EXERCISE DETAILS:
Locate the lines that hold the string "What". Copy every such line.

Saved entries:
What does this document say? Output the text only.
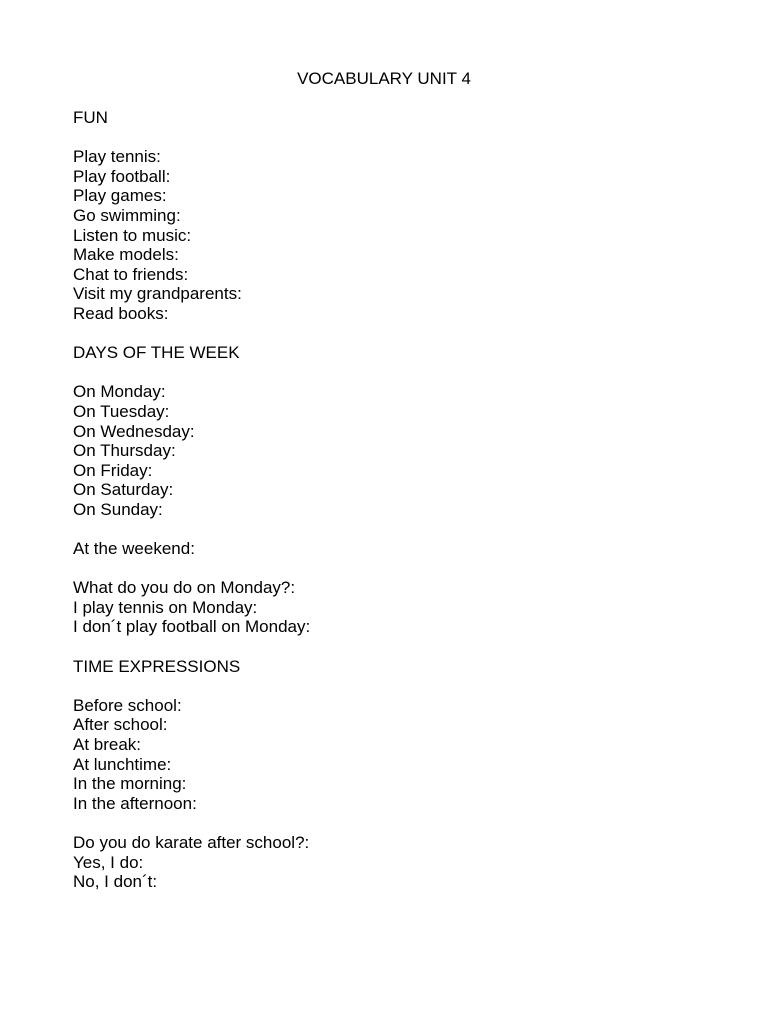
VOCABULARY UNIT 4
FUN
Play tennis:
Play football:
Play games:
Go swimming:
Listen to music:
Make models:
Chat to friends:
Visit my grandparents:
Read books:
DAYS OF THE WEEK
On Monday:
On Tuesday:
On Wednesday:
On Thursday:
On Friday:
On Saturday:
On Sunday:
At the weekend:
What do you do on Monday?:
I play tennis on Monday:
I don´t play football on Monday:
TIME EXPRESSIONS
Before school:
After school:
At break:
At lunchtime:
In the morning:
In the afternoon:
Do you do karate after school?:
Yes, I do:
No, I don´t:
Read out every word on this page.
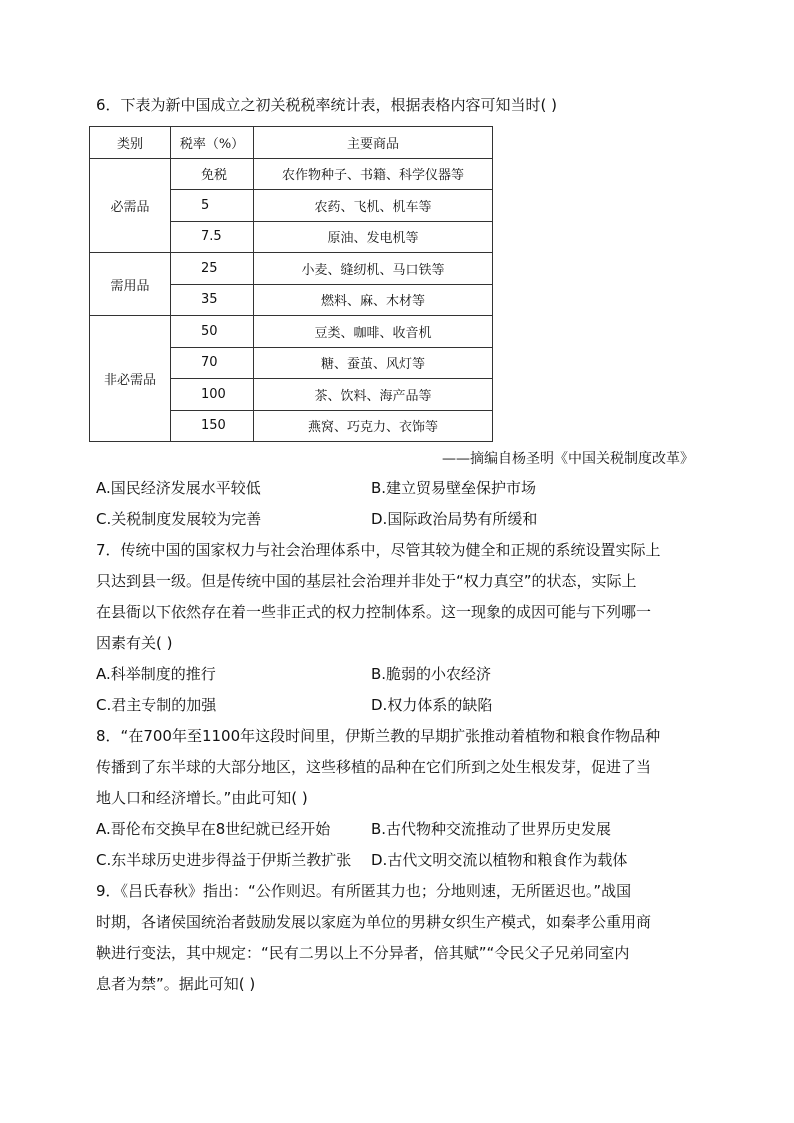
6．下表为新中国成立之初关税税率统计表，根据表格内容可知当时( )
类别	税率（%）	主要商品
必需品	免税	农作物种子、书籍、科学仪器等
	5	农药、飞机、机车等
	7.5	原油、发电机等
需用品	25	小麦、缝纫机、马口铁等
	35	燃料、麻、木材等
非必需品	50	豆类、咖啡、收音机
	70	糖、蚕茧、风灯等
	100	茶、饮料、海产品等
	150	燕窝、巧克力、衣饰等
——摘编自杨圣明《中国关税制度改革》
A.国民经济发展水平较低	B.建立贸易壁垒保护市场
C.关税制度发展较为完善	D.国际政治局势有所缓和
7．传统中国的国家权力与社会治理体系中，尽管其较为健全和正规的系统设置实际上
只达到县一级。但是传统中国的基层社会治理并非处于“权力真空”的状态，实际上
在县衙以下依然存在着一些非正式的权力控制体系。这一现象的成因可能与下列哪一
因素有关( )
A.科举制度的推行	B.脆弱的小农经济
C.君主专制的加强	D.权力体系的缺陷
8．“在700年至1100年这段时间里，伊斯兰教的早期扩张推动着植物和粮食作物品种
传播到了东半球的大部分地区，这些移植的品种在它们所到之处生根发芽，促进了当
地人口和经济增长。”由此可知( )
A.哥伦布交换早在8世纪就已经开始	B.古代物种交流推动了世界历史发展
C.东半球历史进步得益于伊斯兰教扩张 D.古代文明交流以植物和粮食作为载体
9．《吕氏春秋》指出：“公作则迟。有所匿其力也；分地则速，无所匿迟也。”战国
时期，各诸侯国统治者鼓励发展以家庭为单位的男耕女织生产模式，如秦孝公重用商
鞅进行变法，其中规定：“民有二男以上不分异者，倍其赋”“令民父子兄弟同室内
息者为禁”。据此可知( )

FINAL RESULT:
What does this document say? Output the text only.
What do you do on Monday?:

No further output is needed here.